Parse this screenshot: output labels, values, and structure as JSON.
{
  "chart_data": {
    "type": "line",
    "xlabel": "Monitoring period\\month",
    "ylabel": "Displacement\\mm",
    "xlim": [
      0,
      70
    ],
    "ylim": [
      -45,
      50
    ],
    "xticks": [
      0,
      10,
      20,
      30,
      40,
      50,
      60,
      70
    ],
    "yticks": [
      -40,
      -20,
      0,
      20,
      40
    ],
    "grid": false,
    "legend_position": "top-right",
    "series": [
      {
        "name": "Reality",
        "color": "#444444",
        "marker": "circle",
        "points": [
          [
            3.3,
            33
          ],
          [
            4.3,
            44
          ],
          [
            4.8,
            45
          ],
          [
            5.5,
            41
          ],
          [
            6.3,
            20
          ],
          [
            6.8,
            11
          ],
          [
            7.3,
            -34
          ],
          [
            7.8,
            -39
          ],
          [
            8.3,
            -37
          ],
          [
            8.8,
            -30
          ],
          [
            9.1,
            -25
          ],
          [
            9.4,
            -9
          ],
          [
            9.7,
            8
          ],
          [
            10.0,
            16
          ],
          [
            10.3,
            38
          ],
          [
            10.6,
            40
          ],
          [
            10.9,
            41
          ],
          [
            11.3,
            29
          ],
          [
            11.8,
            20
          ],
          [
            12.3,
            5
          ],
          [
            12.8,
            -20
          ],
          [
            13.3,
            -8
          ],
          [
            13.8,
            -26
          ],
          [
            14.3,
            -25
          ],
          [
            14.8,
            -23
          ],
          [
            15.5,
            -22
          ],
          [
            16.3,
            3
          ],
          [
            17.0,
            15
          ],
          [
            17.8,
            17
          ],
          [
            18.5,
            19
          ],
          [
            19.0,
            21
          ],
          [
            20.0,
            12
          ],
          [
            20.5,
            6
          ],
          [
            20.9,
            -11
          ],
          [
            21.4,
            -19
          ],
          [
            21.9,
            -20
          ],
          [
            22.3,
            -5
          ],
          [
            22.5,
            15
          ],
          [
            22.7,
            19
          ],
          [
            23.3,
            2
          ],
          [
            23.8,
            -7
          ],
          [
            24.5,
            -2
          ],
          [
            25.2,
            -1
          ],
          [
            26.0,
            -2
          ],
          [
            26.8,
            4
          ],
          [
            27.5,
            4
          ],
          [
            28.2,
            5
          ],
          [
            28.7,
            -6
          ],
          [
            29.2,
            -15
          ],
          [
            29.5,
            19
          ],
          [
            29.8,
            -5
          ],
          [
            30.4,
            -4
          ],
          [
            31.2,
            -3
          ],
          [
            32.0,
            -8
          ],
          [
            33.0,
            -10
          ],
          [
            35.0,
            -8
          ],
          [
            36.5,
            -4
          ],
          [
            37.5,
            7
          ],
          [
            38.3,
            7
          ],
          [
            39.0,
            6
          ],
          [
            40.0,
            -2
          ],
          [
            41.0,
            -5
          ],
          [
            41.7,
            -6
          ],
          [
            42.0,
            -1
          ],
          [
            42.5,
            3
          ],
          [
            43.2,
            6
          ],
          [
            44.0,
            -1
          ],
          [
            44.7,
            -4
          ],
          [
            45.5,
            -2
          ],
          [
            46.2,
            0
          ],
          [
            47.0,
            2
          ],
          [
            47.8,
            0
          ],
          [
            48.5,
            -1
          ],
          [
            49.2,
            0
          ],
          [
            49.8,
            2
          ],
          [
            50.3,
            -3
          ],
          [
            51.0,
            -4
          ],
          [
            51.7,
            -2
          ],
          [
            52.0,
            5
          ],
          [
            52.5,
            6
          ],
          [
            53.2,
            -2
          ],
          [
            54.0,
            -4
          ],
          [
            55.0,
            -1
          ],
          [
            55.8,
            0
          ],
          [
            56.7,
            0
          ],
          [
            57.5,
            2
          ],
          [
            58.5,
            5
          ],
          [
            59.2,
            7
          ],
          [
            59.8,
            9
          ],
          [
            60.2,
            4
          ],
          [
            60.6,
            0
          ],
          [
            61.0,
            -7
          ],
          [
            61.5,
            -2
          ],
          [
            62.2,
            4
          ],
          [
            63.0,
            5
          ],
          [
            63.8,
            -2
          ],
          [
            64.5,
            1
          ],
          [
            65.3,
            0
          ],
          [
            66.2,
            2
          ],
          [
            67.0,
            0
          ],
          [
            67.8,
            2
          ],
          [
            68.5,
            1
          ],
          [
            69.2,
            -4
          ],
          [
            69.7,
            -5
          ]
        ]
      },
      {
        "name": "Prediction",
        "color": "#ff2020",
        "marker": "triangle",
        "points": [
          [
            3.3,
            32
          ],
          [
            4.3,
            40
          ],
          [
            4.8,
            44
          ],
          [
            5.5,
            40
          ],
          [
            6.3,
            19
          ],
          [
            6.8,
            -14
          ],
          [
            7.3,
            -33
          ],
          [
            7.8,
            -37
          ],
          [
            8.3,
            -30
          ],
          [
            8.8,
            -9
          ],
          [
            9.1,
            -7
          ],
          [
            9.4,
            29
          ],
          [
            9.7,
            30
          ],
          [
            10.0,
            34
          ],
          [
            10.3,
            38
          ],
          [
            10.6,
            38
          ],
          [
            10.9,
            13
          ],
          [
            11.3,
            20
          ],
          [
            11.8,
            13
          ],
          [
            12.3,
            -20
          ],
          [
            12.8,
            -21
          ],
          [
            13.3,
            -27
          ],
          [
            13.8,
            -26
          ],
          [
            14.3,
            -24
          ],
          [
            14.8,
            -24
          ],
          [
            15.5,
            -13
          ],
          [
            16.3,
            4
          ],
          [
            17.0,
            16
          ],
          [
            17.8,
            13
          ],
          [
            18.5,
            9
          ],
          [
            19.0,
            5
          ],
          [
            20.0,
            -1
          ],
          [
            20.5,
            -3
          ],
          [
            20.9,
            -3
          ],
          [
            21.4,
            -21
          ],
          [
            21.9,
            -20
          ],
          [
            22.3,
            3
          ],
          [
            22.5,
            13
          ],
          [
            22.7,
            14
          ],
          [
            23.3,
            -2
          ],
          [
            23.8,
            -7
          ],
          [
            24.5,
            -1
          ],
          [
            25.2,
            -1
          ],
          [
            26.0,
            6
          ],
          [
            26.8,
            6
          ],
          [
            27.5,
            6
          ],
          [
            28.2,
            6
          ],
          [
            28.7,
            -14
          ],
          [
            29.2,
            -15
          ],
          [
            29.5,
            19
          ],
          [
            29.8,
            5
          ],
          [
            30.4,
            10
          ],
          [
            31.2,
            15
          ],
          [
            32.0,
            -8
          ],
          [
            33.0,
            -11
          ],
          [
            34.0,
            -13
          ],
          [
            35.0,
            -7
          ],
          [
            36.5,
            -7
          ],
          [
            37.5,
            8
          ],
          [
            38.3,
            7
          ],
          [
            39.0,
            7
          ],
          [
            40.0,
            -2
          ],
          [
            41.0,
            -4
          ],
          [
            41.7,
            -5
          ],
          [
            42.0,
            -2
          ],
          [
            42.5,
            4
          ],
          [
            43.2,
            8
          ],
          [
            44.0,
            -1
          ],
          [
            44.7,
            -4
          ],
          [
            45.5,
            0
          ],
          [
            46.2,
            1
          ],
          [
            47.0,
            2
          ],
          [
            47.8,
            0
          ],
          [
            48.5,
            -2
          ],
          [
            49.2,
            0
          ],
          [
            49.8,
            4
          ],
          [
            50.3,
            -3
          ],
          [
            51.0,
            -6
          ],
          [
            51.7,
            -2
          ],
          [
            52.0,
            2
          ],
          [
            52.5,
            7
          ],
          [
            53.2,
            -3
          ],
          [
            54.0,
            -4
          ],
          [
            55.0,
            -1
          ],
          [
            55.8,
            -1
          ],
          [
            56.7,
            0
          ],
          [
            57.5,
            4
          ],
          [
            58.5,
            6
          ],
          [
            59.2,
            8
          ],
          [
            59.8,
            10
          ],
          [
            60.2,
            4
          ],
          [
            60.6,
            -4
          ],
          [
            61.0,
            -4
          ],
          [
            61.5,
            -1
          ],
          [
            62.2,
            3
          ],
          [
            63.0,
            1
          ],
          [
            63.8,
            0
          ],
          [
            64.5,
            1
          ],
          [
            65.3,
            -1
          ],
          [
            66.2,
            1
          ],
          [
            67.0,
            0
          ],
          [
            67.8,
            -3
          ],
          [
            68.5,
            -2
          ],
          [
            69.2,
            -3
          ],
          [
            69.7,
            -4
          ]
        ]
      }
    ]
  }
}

####

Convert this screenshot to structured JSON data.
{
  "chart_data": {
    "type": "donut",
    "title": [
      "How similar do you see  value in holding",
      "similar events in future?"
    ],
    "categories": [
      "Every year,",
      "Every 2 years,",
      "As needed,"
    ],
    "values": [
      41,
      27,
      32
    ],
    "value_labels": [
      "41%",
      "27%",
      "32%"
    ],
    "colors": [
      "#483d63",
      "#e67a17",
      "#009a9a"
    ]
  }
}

####

Aim. Copy all lines from the listing that contain "values".

Exercise result.
Parse this screenshot: output labels, values, and structure as JSON.
    "values": [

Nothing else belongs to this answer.